— begin Recorded data —

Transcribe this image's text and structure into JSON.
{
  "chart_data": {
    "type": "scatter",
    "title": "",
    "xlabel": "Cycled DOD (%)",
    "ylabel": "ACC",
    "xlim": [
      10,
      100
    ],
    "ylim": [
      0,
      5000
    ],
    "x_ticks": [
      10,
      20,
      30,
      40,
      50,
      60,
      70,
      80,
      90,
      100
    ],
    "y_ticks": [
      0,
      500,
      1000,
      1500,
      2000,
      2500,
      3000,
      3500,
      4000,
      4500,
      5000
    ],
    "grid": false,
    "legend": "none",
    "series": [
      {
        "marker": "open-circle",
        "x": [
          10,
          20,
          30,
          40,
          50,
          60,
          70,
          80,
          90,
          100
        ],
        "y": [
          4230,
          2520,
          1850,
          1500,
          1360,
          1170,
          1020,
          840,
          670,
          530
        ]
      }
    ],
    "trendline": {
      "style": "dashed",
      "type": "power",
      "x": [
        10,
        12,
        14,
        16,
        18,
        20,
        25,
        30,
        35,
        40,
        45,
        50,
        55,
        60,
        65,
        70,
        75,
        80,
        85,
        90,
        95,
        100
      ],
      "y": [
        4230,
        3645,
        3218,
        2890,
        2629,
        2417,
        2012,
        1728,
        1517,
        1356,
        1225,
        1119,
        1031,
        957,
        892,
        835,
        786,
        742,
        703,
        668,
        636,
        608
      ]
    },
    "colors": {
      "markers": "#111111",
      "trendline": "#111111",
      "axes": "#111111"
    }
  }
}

— end Recorded data —

▸ **What is expected**
Retype the material above, line by line, exactly.

▸ **Solved exercise**
Transcribe this image's text and structure into JSON.
{
  "chart_data": {
    "type": "scatter",
    "title": "",
    "xlabel": "Cycled DOD (%)",
    "ylabel": "ACC",
    "xlim": [
      10,
      100
    ],
    "ylim": [
      0,
      5000
    ],
    "x_ticks": [
      10,
      20,
      30,
      40,
      50,
      60,
      70,
      80,
      90,
      100
    ],
    "y_ticks": [
      0,
      500,
      1000,
      1500,
      2000,
      2500,
      3000,
      3500,
      4000,
      4500,
      5000
    ],
    "grid": false,
    "legend": "none",
    "series": [
      {
        "marker": "open-circle",
        "x": [
          10,
          20,
          30,
          40,
          50,
          60,
          70,
          80,
          90,
          100
        ],
        "y": [
          4230,
          2520,
          1850,
          1500,
          1360,
          1170,
          1020,
          840,
          670,
          530
        ]
      }
    ],
    "trendline": {
      "style": "dashed",
      "type": "power",
      "x": [
        10,
        12,
        14,
        16,
        18,
        20,
        25,
        30,
        35,
        40,
        45,
        50,
        55,
        60,
        65,
        70,
        75,
        80,
        85,
        90,
        95,
        100
      ],
      "y": [
        4230,
        3645,
        3218,
        2890,
        2629,
        2417,
        2012,
        1728,
        1517,
        1356,
        1225,
        1119,
        1031,
        957,
        892,
        835,
        786,
        742,
        703,
        668,
        636,
        608
      ]
    },
    "colors": {
      "markers": "#111111",
      "trendline": "#111111",
      "axes": "#111111"
    }
  }
}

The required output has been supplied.